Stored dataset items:
* Start *
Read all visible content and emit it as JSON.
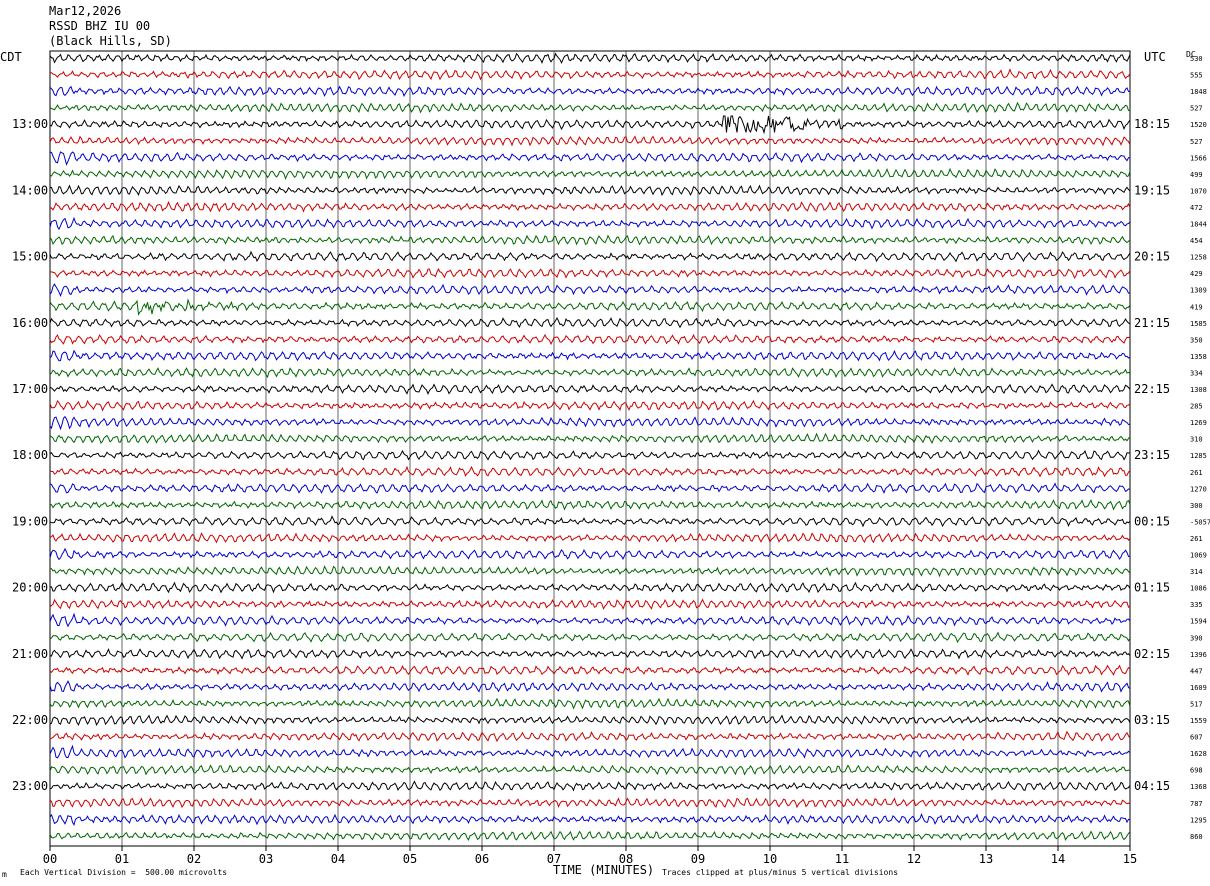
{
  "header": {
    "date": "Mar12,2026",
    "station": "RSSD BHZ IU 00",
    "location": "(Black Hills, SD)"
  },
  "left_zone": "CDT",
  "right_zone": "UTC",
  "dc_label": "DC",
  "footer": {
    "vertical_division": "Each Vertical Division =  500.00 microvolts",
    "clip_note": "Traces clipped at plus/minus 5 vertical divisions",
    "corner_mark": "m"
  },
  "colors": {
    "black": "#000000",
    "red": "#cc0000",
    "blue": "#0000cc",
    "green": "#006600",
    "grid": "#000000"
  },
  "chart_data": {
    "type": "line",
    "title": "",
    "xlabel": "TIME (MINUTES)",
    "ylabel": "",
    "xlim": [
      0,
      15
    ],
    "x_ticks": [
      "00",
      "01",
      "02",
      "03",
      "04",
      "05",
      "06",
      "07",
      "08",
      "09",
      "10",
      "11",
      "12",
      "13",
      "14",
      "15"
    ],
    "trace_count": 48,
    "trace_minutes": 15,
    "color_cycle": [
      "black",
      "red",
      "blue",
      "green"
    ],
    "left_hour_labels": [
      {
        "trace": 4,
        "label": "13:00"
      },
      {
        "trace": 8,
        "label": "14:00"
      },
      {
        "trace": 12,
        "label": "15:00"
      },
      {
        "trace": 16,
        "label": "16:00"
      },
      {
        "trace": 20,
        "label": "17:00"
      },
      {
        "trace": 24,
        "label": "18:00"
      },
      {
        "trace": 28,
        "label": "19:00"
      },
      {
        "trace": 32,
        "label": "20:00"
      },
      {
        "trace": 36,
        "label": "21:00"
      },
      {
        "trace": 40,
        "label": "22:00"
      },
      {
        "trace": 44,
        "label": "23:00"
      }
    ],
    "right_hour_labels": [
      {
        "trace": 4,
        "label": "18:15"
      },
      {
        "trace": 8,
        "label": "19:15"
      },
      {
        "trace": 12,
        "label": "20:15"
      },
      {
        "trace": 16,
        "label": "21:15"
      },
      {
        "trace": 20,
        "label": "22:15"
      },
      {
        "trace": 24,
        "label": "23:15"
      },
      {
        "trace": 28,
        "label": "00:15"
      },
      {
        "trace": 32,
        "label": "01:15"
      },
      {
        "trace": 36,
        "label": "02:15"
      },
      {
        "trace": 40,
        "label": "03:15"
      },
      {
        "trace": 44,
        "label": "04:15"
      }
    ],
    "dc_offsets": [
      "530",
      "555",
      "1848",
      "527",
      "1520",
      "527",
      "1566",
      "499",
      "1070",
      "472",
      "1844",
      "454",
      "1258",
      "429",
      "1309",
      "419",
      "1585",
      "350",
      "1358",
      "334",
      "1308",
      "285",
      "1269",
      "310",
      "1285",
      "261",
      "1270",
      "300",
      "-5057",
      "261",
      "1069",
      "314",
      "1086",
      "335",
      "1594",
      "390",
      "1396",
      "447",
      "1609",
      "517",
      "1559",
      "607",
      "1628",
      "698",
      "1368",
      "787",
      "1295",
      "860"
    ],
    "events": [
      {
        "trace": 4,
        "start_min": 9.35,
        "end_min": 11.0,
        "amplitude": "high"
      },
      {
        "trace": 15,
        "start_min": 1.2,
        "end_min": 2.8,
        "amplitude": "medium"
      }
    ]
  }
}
* End *
Exclude the pictures and transcribe all of the entries exactly.

Response to this task
Read all visible content and emit it as JSON.
{
  "header": {
    "date": "Mar12,2026",
    "station": "RSSD BHZ IU 00",
    "location": "(Black Hills, SD)"
  },
  "left_zone": "CDT",
  "right_zone": "UTC",
  "dc_label": "DC",
  "footer": {
    "vertical_division": "Each Vertical Division =  500.00 microvolts",
    "clip_note": "Traces clipped at plus/minus 5 vertical divisions",
    "corner_mark": "m"
  },
  "colors": {
    "black": "#000000",
    "red": "#cc0000",
    "blue": "#0000cc",
    "green": "#006600",
    "grid": "#000000"
  },
  "chart_data": {
    "type": "line",
    "title": "",
    "xlabel": "TIME (MINUTES)",
    "ylabel": "",
    "xlim": [
      0,
      15
    ],
    "x_ticks": [
      "00",
      "01",
      "02",
      "03",
      "04",
      "05",
      "06",
      "07",
      "08",
      "09",
      "10",
      "11",
      "12",
      "13",
      "14",
      "15"
    ],
    "trace_count": 48,
    "trace_minutes": 15,
    "color_cycle": [
      "black",
      "red",
      "blue",
      "green"
    ],
    "left_hour_labels": [
      {
        "trace": 4,
        "label": "13:00"
      },
      {
        "trace": 8,
        "label": "14:00"
      },
      {
        "trace": 12,
        "label": "15:00"
      },
      {
        "trace": 16,
        "label": "16:00"
      },
      {
        "trace": 20,
        "label": "17:00"
      },
      {
        "trace": 24,
        "label": "18:00"
      },
      {
        "trace": 28,
        "label": "19:00"
      },
      {
        "trace": 32,
        "label": "20:00"
      },
      {
        "trace": 36,
        "label": "21:00"
      },
      {
        "trace": 40,
        "label": "22:00"
      },
      {
        "trace": 44,
        "label": "23:00"
      }
    ],
    "right_hour_labels": [
      {
        "trace": 4,
        "label": "18:15"
      },
      {
        "trace": 8,
        "label": "19:15"
      },
      {
        "trace": 12,
        "label": "20:15"
      },
      {
        "trace": 16,
        "label": "21:15"
      },
      {
        "trace": 20,
        "label": "22:15"
      },
      {
        "trace": 24,
        "label": "23:15"
      },
      {
        "trace": 28,
        "label": "00:15"
      },
      {
        "trace": 32,
        "label": "01:15"
      },
      {
        "trace": 36,
        "label": "02:15"
      },
      {
        "trace": 40,
        "label": "03:15"
      },
      {
        "trace": 44,
        "label": "04:15"
      }
    ],
    "dc_offsets": [
      "530",
      "555",
      "1848",
      "527",
      "1520",
      "527",
      "1566",
      "499",
      "1070",
      "472",
      "1844",
      "454",
      "1258",
      "429",
      "1309",
      "419",
      "1585",
      "350",
      "1358",
      "334",
      "1308",
      "285",
      "1269",
      "310",
      "1285",
      "261",
      "1270",
      "300",
      "-5057",
      "261",
      "1069",
      "314",
      "1086",
      "335",
      "1594",
      "390",
      "1396",
      "447",
      "1609",
      "517",
      "1559",
      "607",
      "1628",
      "698",
      "1368",
      "787",
      "1295",
      "860"
    ],
    "events": [
      {
        "trace": 4,
        "start_min": 9.35,
        "end_min": 11.0,
        "amplitude": "high"
      },
      {
        "trace": 15,
        "start_min": 1.2,
        "end_min": 2.8,
        "amplitude": "medium"
      }
    ]
  }
}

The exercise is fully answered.